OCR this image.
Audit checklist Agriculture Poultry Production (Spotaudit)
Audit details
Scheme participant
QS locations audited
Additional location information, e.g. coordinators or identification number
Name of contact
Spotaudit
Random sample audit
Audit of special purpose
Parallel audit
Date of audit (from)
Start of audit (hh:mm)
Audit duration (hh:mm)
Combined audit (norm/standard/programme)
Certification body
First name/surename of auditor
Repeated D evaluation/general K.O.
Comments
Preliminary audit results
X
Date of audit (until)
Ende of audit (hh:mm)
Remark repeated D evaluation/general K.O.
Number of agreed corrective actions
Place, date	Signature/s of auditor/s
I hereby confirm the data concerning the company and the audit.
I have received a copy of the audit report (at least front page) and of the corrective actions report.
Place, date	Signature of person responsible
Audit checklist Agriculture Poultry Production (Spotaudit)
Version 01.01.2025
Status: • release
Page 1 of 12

• **Problem statement**
Restate the listing above word for word.

• **Full solution**
OCR this image.
Audit checklist Agriculture Poultry Production (Spotaudit)
Audit details
Scheme participant
QS locations audited
Additional location information, e.g. coordinators or identification number
Name of contact
Spotaudit
Random sample audit
Audit of special purpose
Parallel audit
Date of audit (from)
Start of audit (hh:mm)
Audit duration (hh:mm)
Combined audit (norm/standard/programme)
Certification body
First name/surename of auditor
Repeated D evaluation/general K.O.
Comments
Preliminary audit results
X
Date of audit (until)
Ende of audit (hh:mm)
Remark repeated D evaluation/general K.O.
Number of agreed corrective actions
Place, date	Signature/s of auditor/s
I hereby confirm the data concerning the company and the audit.
I have received a copy of the audit report (at least front page) and of the corrective actions report.
Place, date	Signature of person responsible
Audit checklist Agriculture Poultry Production (Spotaudit)
Version 01.01.2025
Status: • release
Page 1 of 12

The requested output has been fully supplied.